— START Task input —
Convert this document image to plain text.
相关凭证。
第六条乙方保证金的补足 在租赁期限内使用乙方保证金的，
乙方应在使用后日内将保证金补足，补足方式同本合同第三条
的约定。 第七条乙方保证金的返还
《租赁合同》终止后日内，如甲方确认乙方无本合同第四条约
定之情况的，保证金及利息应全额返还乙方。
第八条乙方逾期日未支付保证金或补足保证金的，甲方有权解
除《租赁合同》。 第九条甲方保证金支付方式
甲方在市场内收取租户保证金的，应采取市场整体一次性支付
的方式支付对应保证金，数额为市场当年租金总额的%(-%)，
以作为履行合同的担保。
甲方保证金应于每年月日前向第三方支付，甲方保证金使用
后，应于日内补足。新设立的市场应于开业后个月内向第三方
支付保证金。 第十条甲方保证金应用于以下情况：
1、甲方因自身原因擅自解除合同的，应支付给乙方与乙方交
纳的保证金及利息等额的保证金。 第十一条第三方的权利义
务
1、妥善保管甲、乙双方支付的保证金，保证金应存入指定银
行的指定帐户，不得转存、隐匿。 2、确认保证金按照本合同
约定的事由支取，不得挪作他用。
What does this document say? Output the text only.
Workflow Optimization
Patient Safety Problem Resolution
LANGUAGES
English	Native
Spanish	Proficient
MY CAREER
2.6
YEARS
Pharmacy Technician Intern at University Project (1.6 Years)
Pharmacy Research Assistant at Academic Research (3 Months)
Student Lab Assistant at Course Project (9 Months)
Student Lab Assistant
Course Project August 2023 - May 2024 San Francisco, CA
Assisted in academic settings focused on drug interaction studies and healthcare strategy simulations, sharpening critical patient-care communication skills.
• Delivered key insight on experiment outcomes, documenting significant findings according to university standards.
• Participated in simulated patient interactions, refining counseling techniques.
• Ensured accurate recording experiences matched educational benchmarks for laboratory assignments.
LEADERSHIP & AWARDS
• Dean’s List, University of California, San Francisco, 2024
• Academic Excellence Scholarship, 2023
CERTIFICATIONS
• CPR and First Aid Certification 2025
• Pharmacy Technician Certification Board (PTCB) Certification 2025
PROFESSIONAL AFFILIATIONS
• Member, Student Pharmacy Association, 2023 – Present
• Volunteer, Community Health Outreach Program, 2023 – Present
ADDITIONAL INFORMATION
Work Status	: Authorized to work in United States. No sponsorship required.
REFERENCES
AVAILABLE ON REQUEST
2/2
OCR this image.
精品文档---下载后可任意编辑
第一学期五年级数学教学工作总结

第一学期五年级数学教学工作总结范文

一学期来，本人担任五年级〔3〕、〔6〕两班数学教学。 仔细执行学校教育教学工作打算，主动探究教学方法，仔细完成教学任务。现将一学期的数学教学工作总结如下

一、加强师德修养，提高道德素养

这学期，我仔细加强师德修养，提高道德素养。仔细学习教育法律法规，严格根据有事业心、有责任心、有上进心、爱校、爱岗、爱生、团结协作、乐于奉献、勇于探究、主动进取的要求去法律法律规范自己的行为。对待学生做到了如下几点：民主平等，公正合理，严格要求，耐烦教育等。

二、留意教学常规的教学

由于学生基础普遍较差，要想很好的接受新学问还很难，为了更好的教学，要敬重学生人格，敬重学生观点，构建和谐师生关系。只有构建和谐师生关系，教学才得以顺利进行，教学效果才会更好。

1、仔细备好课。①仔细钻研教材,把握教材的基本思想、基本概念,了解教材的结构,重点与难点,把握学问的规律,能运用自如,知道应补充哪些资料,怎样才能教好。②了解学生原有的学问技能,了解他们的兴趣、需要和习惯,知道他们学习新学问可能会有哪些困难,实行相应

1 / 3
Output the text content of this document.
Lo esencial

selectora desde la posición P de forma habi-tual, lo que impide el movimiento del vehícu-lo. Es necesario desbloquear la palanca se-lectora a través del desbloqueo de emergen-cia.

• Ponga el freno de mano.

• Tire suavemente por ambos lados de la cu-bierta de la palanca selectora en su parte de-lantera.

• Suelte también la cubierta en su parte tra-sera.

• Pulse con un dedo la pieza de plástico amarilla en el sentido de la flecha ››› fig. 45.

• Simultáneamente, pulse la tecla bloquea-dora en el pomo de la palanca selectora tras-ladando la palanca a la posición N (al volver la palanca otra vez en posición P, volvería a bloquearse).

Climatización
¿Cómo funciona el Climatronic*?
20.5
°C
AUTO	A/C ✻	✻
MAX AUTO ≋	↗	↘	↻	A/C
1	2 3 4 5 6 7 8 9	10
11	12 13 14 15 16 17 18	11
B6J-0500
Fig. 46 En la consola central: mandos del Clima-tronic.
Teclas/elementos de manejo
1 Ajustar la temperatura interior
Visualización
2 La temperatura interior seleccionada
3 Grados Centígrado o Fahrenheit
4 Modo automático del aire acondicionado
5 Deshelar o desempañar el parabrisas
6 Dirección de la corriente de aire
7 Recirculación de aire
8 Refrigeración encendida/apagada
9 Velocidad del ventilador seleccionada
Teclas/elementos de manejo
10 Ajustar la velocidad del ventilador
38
— END Task input —
Problem details >>
Each line of the listing above should be output exactly.

The reply >>
Convert this document image to plain text.
相关凭证。
第六条乙方保证金的补足 在租赁期限内使用乙方保证金的，
乙方应在使用后日内将保证金补足，补足方式同本合同第三条
的约定。 第七条乙方保证金的返还
《租赁合同》终止后日内，如甲方确认乙方无本合同第四条约
定之情况的，保证金及利息应全额返还乙方。
第八条乙方逾期日未支付保证金或补足保证金的，甲方有权解
除《租赁合同》。 第九条甲方保证金支付方式
甲方在市场内收取租户保证金的，应采取市场整体一次性支付
的方式支付对应保证金，数额为市场当年租金总额的%(-%)，
以作为履行合同的担保。
甲方保证金应于每年月日前向第三方支付，甲方保证金使用
后，应于日内补足。新设立的市场应于开业后个月内向第三方
支付保证金。 第十条甲方保证金应用于以下情况：
1、甲方因自身原因擅自解除合同的，应支付给乙方与乙方交
纳的保证金及利息等额的保证金。 第十一条第三方的权利义
务
1、妥善保管甲、乙双方支付的保证金，保证金应存入指定银
行的指定帐户，不得转存、隐匿。 2、确认保证金按照本合同
约定的事由支取，不得挪作他用。
What does this document say? Output the text only.
Workflow Optimization
Patient Safety Problem Resolution
LANGUAGES
English	Native
Spanish	Proficient
MY CAREER
2.6
YEARS
Pharmacy Technician Intern at University Project (1.6 Years)
Pharmacy Research Assistant at Academic Research (3 Months)
Student Lab Assistant at Course Project (9 Months)
Student Lab Assistant
Course Project August 2023 - May 2024 San Francisco, CA
Assisted in academic settings focused on drug interaction studies and healthcare strategy simulations, sharpening critical patient-care communication skills.
• Delivered key insight on experiment outcomes, documenting significant findings according to university standards.
• Participated in simulated patient interactions, refining counseling techniques.
• Ensured accurate recording experiences matched educational benchmarks for laboratory assignments.
LEADERSHIP & AWARDS
• Dean’s List, University of California, San Francisco, 2024
• Academic Excellence Scholarship, 2023
CERTIFICATIONS
• CPR and First Aid Certification 2025
• Pharmacy Technician Certification Board (PTCB) Certification 2025
PROFESSIONAL AFFILIATIONS
• Member, Student Pharmacy Association, 2023 – Present
• Volunteer, Community Health Outreach Program, 2023 – Present
ADDITIONAL INFORMATION
Work Status	: Authorized to work in United States. No sponsorship required.
REFERENCES
AVAILABLE ON REQUEST
2/2
OCR this image.
精品文档---下载后可任意编辑
第一学期五年级数学教学工作总结

第一学期五年级数学教学工作总结范文

一学期来，本人担任五年级〔3〕、〔6〕两班数学教学。 仔细执行学校教育教学工作打算，主动探究教学方法，仔细完成教学任务。现将一学期的数学教学工作总结如下

一、加强师德修养，提高道德素养

这学期，我仔细加强师德修养，提高道德素养。仔细学习教育法律法规，严格根据有事业心、有责任心、有上进心、爱校、爱岗、爱生、团结协作、乐于奉献、勇于探究、主动进取的要求去法律法律规范自己的行为。对待学生做到了如下几点：民主平等，公正合理，严格要求，耐烦教育等。

二、留意教学常规的教学

由于学生基础普遍较差，要想很好的接受新学问还很难，为了更好的教学，要敬重学生人格，敬重学生观点，构建和谐师生关系。只有构建和谐师生关系，教学才得以顺利进行，教学效果才会更好。

1、仔细备好课。①仔细钻研教材,把握教材的基本思想、基本概念,了解教材的结构,重点与难点,把握学问的规律,能运用自如,知道应补充哪些资料,怎样才能教好。②了解学生原有的学问技能,了解他们的兴趣、需要和习惯,知道他们学习新学问可能会有哪些困难,实行相应

1 / 3
Output the text content of this document.
Lo esencial

selectora desde la posición P de forma habi-tual, lo que impide el movimiento del vehícu-lo. Es necesario desbloquear la palanca se-lectora a través del desbloqueo de emergen-cia.

• Ponga el freno de mano.

• Tire suavemente por ambos lados de la cu-bierta de la palanca selectora en su parte de-lantera.

• Suelte también la cubierta en su parte tra-sera.

• Pulse con un dedo la pieza de plástico amarilla en el sentido de la flecha ››› fig. 45.

• Simultáneamente, pulse la tecla bloquea-dora en el pomo de la palanca selectora tras-ladando la palanca a la posición N (al volver la palanca otra vez en posición P, volvería a bloquearse).

Climatización
¿Cómo funciona el Climatronic*?
20.5
°C
AUTO	A/C ✻	✻
MAX AUTO ≋	↗	↘	↻	A/C
1	2 3 4 5 6 7 8 9	10
11	12 13 14 15 16 17 18	11
B6J-0500
Fig. 46 En la consola central: mandos del Clima-tronic.
Teclas/elementos de manejo
1 Ajustar la temperatura interior
Visualización
2 La temperatura interior seleccionada
3 Grados Centígrado o Fahrenheit
4 Modo automático del aire acondicionado
5 Deshelar o desempañar el parabrisas
6 Dirección de la corriente de aire
7 Recirculación de aire
8 Refrigeración encendida/apagada
9 Velocidad del ventilador seleccionada
Teclas/elementos de manejo
10 Ajustar la velocidad del ventilador
38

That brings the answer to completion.